Supplied data
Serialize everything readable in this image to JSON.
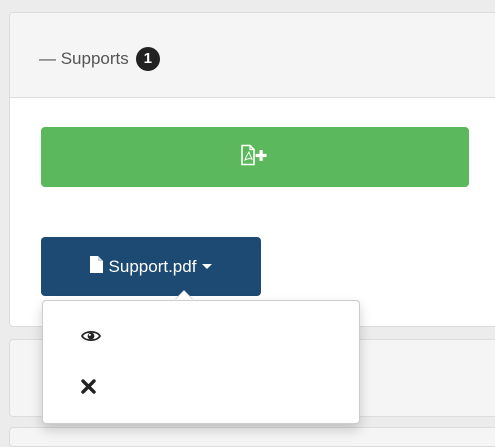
{
  "panel": {
    "title": "— Supports",
    "count": "1"
  },
  "add_button": {
    "icon": "file-pdf-plus-icon"
  },
  "file_button": {
    "icon": "file-icon",
    "label": "Support.pdf"
  },
  "dropdown": {
    "items": [
      {
        "icon": "eye-icon"
      },
      {
        "icon": "close-icon"
      }
    ]
  },
  "colors": {
    "success": "#5cb85c",
    "primary_dark": "#1c4a72",
    "badge": "#222222"
  }
}
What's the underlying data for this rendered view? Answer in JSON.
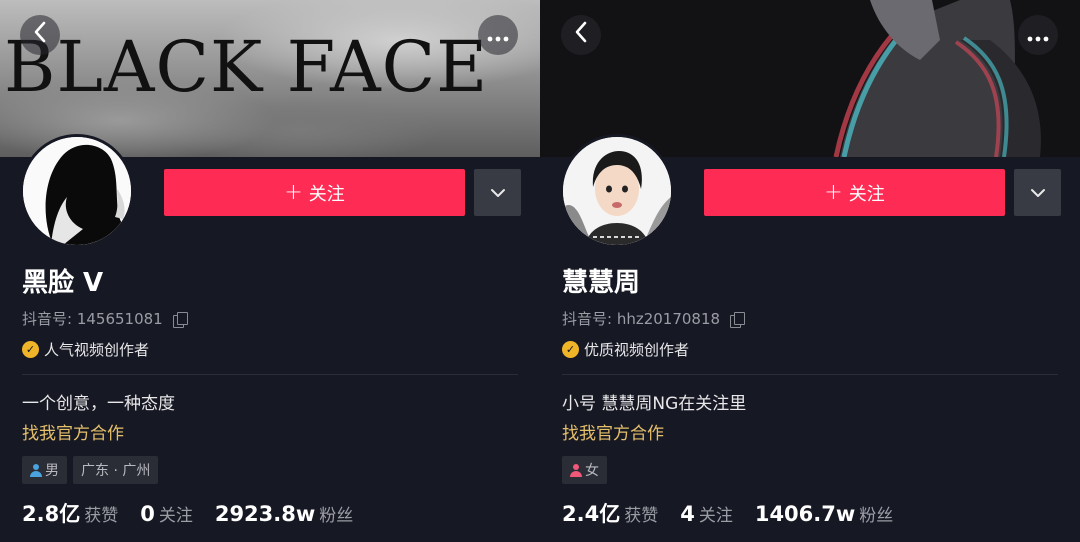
{
  "profiles": [
    {
      "banner_text": "BLACK  FACE",
      "follow_label": "关注",
      "plus": "+",
      "nickname": "黑脸 V",
      "account_label": "抖音号: 145651081",
      "creator_badge": "人气视频创作者",
      "bio": "一个创意，一种态度",
      "cooperation": "找我官方合作",
      "tags": {
        "gender": "男",
        "location": "广东 · 广州"
      },
      "stats": [
        {
          "num": "2.8亿",
          "label": "获赞"
        },
        {
          "num": "0",
          "label": "关注"
        },
        {
          "num": "2923.8w",
          "label": "粉丝"
        }
      ]
    },
    {
      "follow_label": "关注",
      "plus": "+",
      "nickname": "慧慧周",
      "account_label": "抖音号: hhz20170818",
      "creator_badge": "优质视频创作者",
      "bio": "小号 慧慧周NG在关注里",
      "cooperation": "找我官方合作",
      "tags": {
        "gender": "女"
      },
      "stats": [
        {
          "num": "2.4亿",
          "label": "获赞"
        },
        {
          "num": "4",
          "label": "关注"
        },
        {
          "num": "1406.7w",
          "label": "粉丝"
        }
      ]
    }
  ],
  "icons": {
    "back": "chevron-left-icon",
    "more": "more-dots-icon",
    "dropdown": "chevron-down-icon",
    "copy": "copy-icon",
    "verify": "verified-badge-icon"
  },
  "colors": {
    "background": "#161823",
    "follow_button": "#fe2c55",
    "cooperation_text": "#e5c06b",
    "verify_badge": "#f0b429"
  }
}
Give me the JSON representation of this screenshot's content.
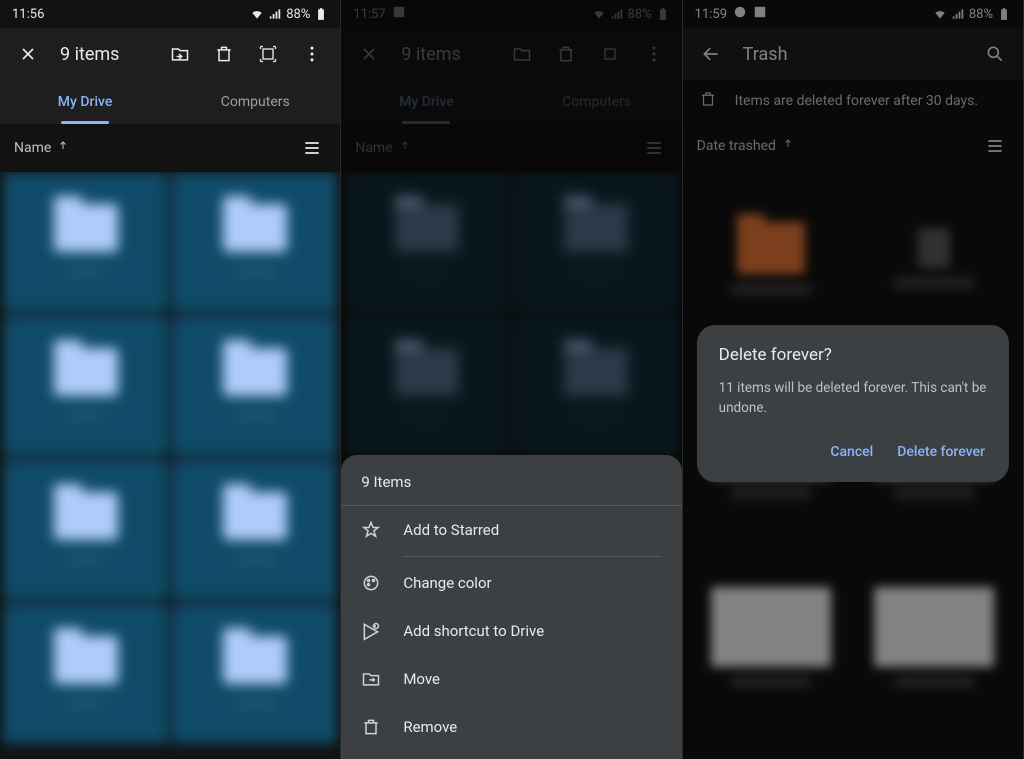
{
  "screens": [
    {
      "status_time": "11:56",
      "battery_text": "88%",
      "title": "9 items",
      "tabs": {
        "my_drive": "My Drive",
        "computers": "Computers"
      },
      "sort_label": "Name",
      "view_toggle": "list"
    },
    {
      "status_time": "11:57",
      "battery_text": "88%",
      "title": "9 items",
      "tabs": {
        "my_drive": "My Drive",
        "computers": "Computers"
      },
      "sort_label": "Name",
      "sheet": {
        "header": "9 Items",
        "items": [
          "Add to Starred",
          "Change color",
          "Add shortcut to Drive",
          "Move",
          "Remove"
        ]
      }
    },
    {
      "status_time": "11:59",
      "battery_text": "88%",
      "title": "Trash",
      "notice": "Items are deleted forever after 30 days.",
      "sort_label": "Date trashed",
      "dialog": {
        "title": "Delete forever?",
        "body": "11 items will be deleted forever. This can't be undone.",
        "cancel": "Cancel",
        "confirm": "Delete forever"
      }
    }
  ]
}
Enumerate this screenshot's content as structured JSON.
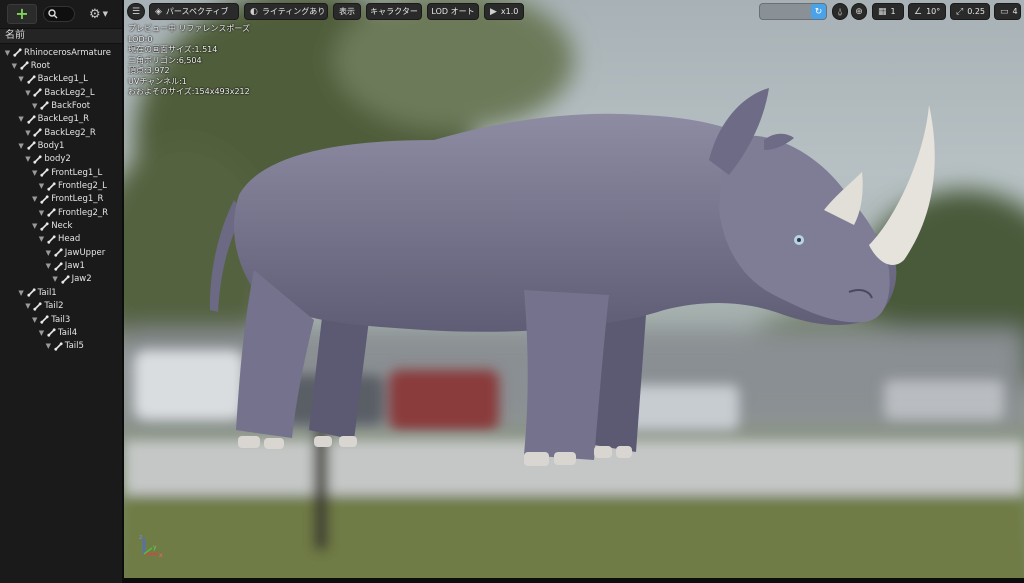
{
  "outliner": {
    "add_label": "+",
    "column_header": "名前",
    "bones": [
      {
        "label": "RhinocerosArmature",
        "depth": 0
      },
      {
        "label": "Root",
        "depth": 1
      },
      {
        "label": "BackLeg1_L",
        "depth": 2
      },
      {
        "label": "BackLeg2_L",
        "depth": 3
      },
      {
        "label": "BackFoot",
        "depth": 4
      },
      {
        "label": "BackLeg1_R",
        "depth": 2
      },
      {
        "label": "BackLeg2_R",
        "depth": 3
      },
      {
        "label": "Body1",
        "depth": 2
      },
      {
        "label": "body2",
        "depth": 3
      },
      {
        "label": "FrontLeg1_L",
        "depth": 4
      },
      {
        "label": "Frontleg2_L",
        "depth": 5
      },
      {
        "label": "FrontLeg1_R",
        "depth": 4
      },
      {
        "label": "Frontleg2_R",
        "depth": 5
      },
      {
        "label": "Neck",
        "depth": 4
      },
      {
        "label": "Head",
        "depth": 5
      },
      {
        "label": "JawUpper",
        "depth": 6
      },
      {
        "label": "Jaw1",
        "depth": 6
      },
      {
        "label": "Jaw2",
        "depth": 7
      },
      {
        "label": "Tail1",
        "depth": 2
      },
      {
        "label": "Tail2",
        "depth": 3
      },
      {
        "label": "Tail3",
        "depth": 4
      },
      {
        "label": "Tail4",
        "depth": 5
      },
      {
        "label": "Tail5",
        "depth": 6
      }
    ]
  },
  "viewport": {
    "toolbar": {
      "perspective": "パースペクティブ",
      "lighting": "ライティングあり",
      "show": "表示",
      "character": "キャラクター",
      "lod": "LOD オート",
      "play_speed": "x1.0",
      "grid_value": "1",
      "angle_value": "10°",
      "scale_value": "0.25",
      "camera_speed": "4"
    },
    "stats": [
      "プレビュー中 リファレンスポーズ",
      "LOD:0",
      "現在の画面サイズ:1.514",
      "三角ポリゴン:6,504",
      "頂点:3,972",
      "UVチャンネル:1",
      "おおよそのサイズ:154x493x212"
    ],
    "axis": {
      "x": "x",
      "y": "y",
      "z": "z"
    }
  },
  "colors": {
    "accent_green": "#7fd05a",
    "rhino_body": "#7c7a92",
    "horn": "#e6e2dc"
  }
}
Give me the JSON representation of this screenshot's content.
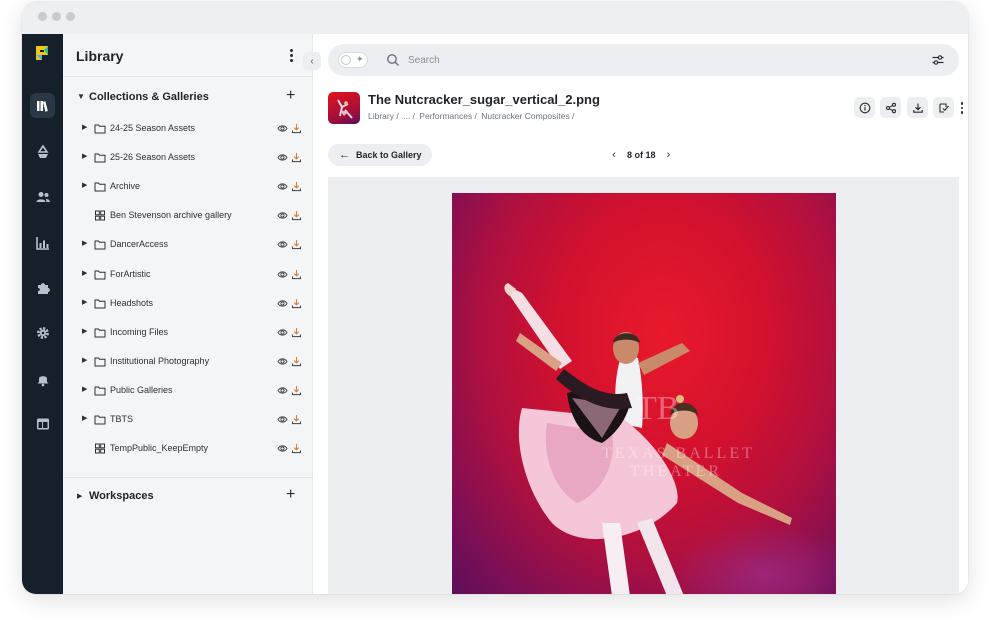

Task details
Tally the lines of the listing above that include the word "forever". Answer with the number alone.

Task result
4